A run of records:
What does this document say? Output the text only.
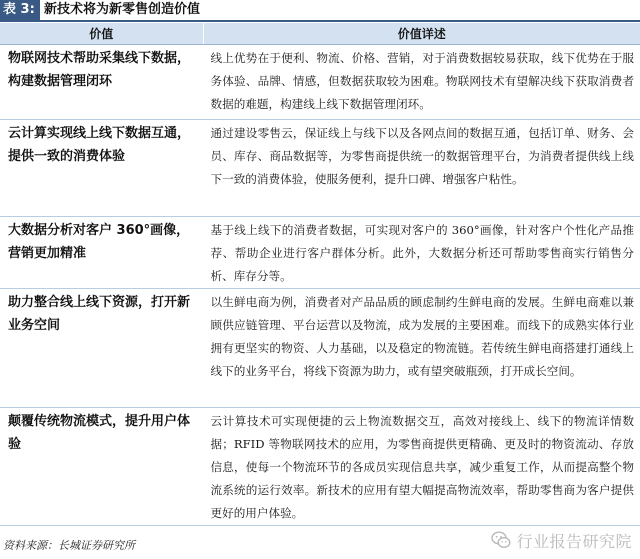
表 3: 新技术将为新零售创造价值
价值	价值详述
物联网技术帮助采集线下数据，构建数据管理闭环	线上优势在于便利、物流、价格、营销，对于消费数据较易获取，线下优势在于服务体验、品牌、情感，但数据获取较为困难。物联网技术有望解决线下获取消费者数据的难题，构建线上线下数据管理闭环。
云计算实现线上线下数据互通，提供一致的消费体验	通过建设零售云，保证线上与线下以及各网点间的数据互通，包括订单、财务、会员、库存、商品数据等，为零售商提供统一的数据管理平台，为消费者提供线上线下一致的消费体验，使服务便利，提升口碑、增强客户粘性。
大数据分析对客户 360°画像，营销更加精准	基于线上线下的消费者数据，可实现对客户的 360°画像，针对客户个性化产品推荐、帮助企业进行客户群体分析。此外，大数据分析还可帮助零售商实行销售分析、库存分等。
助力整合线上线下资源，打开新业务空间	以生鲜电商为例，消费者对产品品质的顾虑制约生鲜电商的发展。生鲜电商难以兼顾供应链管理、平台运营以及物流，成为发展的主要困难。而线下的成熟实体行业拥有更坚实的物资、人力基础，以及稳定的物流链。若传统生鲜电商搭建打通线上线下的业务平台，将线下资源为助力，或有望突破瓶颈，打开成长空间。
颠覆传统物流模式，提升用户体验	云计算技术可实现便捷的云上物流数据交互，高效对接线上、线下的物流详情数据；RFID 等物联网技术的应用，为零售商提供更精确、更及时的物资流动、存放信息，使每一个物流环节的各成员实现信息共享，减少重复工作，从而提高整个物流系统的运行效率。新技术的应用有望大幅提高物流效率，帮助零售商为客户提供更好的用户体验。
资料来源：长城证券研究所	行业报告研究院
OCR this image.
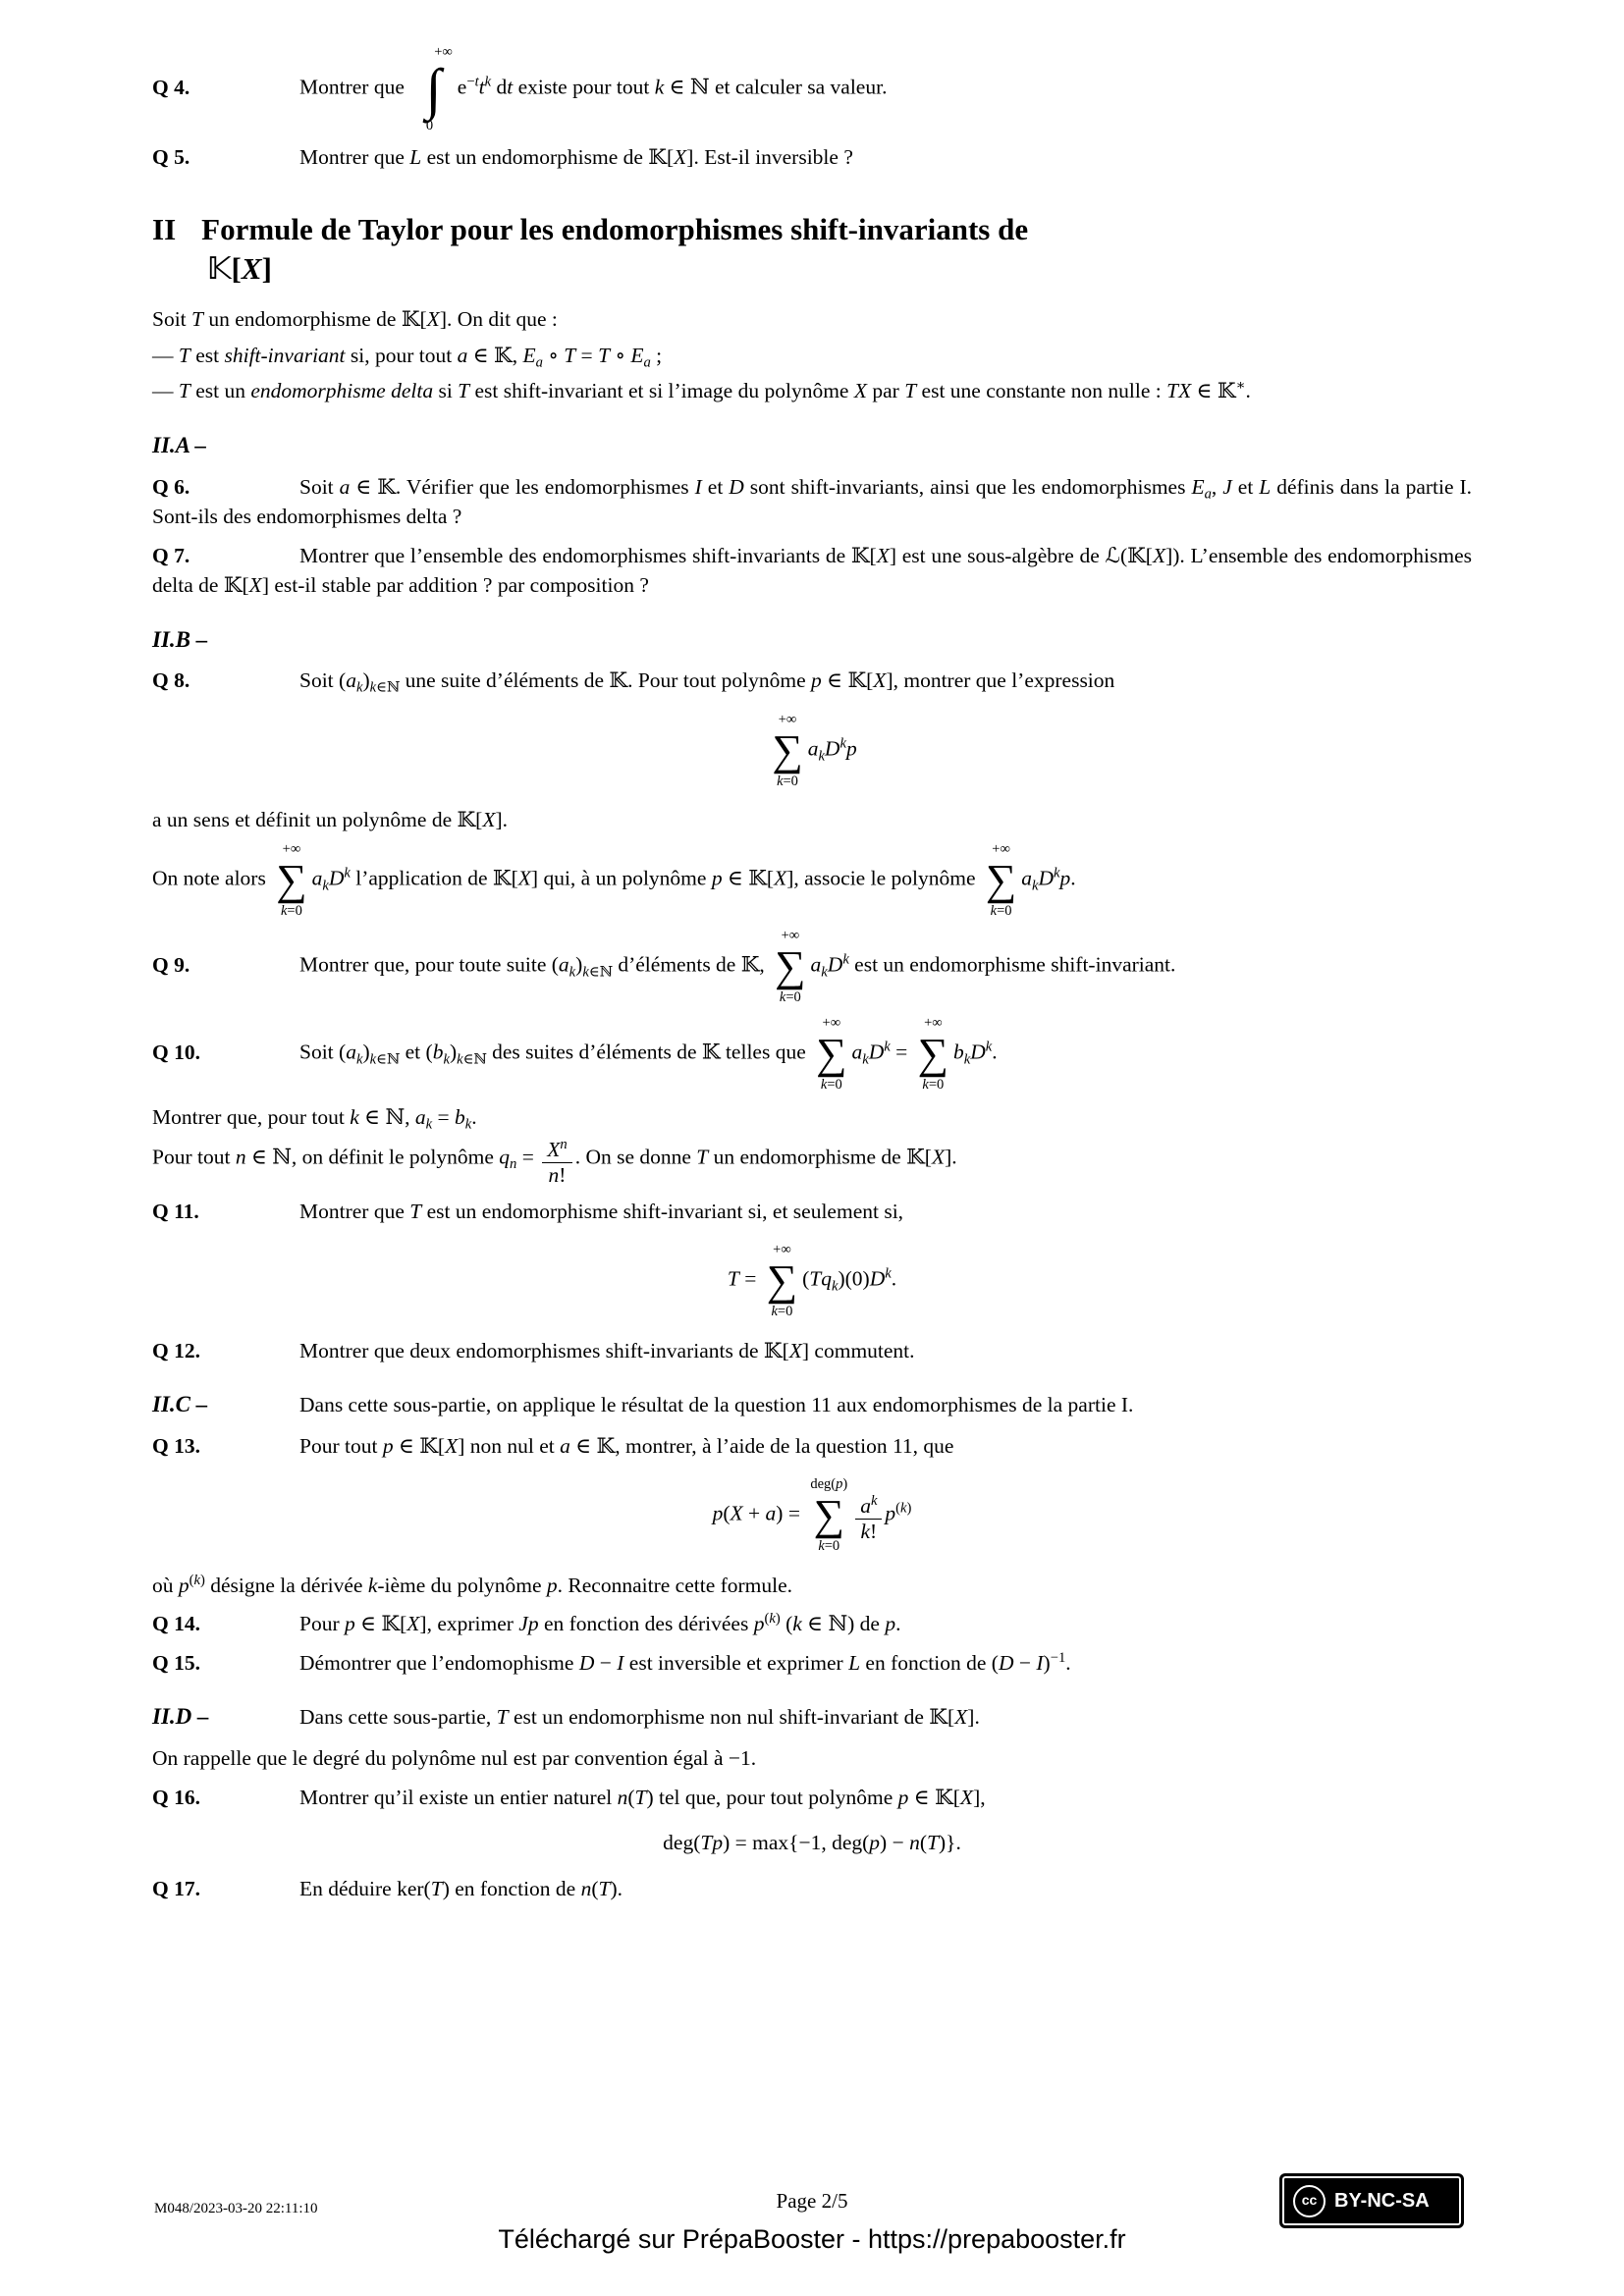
Q 4.	Montrer que
+∞
∫
0
$e^{-t}t^k$ dt existe pour tout k ∈ ℕ et calculer sa valeur.
Q 5.	Montrer que L est un endomorphisme de 𝕂[X]. Est-il inversible ?
II Formule de Taylor pour les endomorphismes shift-invariants de
𝕂[X]
Soit T un endomorphisme de 𝕂[X]. On dit que :
— T est shift-invariant si, pour tout a ∈ 𝕂, $E_a$ ∘ T = T ∘ $E_a$ ;
— T est un endomorphisme delta si T est shift-invariant et si l’image du polynôme X par T est une constante non nulle : TX ∈ 𝕂∗.
II.A –
Q 6.	Soit a ∈ 𝕂. Vérifier que les endomorphismes I et D sont shift-invariants, ainsi que les endomorphismes $E_a$, J et L définis dans la partie I. Sont-ils des endomorphismes delta ?
Q 7.	Montrer que l’ensemble des endomorphismes shift-invariants de 𝕂[X] est une sous-algèbre de ℒ(𝕂[X]). L’ensemble des endomorphismes delta de 𝕂[X] est-il stable par addition ? par composition ?
II.B –
Q 8.	Soit $(a_k)_{k\in ℕ}$ une suite d’éléments de 𝕂. Pour tout polynôme p ∈ 𝕂[X], montrer que l’expression
+∞
∑
k=0
$a_kD^kp$
a un sens et définit un polynôme de 𝕂[X].
On note alors
+∞
∑
k=0
$a_kD^k$ l’application de 𝕂[X] qui, à un polynôme p ∈ 𝕂[X], associe le polynôme
+∞
∑
k=0
$a_kD^kp$.
Q 9.	Montrer que, pour toute suite $(a_k)_{k\in ℕ}$ d’éléments de 𝕂,
+∞
∑
k=0
$a_kD^k$ est un endomorphisme shift-invariant.
Q 10.	Soit $(a_k)_{k\in ℕ}$ et $(b_k)_{k\in ℕ}$ des suites d’éléments de 𝕂 telles que
+∞
∑
k=0
$a_kD^k$ =
+∞
∑
k=0
$b_kD^k$.
Montrer que, pour tout k ∈ ℕ, $a_k = b_k$.
Pour tout n ∈ ℕ, on définit le polynôme $q_n = \frac{X^n}{n!}$ . On se donne T un endomorphisme de 𝕂[X].
Q 11.	Montrer que T est un endomorphisme shift-invariant si, et seulement si,
T =
+∞
∑
k=0
$(Tq_k)(0)D^k$.
Q 12.	Montrer que deux endomorphismes shift-invariants de 𝕂[X] commutent.
II.C –	Dans cette sous-partie, on applique le résultat de la question 11 aux endomorphismes de la partie I.
Q 13.	Pour tout p ∈ 𝕂[X] non nul et a ∈ 𝕂, montrer, à l’aide de la question 11, que
p(X + a) =
deg(p)
∑
k=0
$\frac{a^k}{k!} p^{(k)}$
où $p^{(k)}$ désigne la dérivée k-ième du polynôme p. Reconnaitre cette formule.
Q 14.	Pour p ∈ 𝕂[X], exprimer Jp en fonction des dérivées $p^{(k)}$ (k ∈ ℕ) de p.
Q 15.	Démontrer que l’endomophisme D − I est inversible et exprimer L en fonction de $(D - I)^{-1}$.
II.D –	Dans cette sous-partie, T est un endomorphisme non nul shift-invariant de 𝕂[X].
On rappelle que le degré du polynôme nul est par convention égal à −1.
Q 16.	Montrer qu’il existe un entier naturel n(T) tel que, pour tout polynôme p ∈ 𝕂[X],
deg(Tp) = max{−1, deg(p) − n(T)}.
Q 17.	En déduire ker(T) en fonction de n(T).
M048/2023-03-20 22:11:10	Page 2/5	cc BY-NC-SA
Téléchargé sur PrépaBooster - https://prepabooster.fr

Objective
Look through the material above and pick out each line holding the word "this".

Final result
What does this document say? Output the text only.
OCR this image.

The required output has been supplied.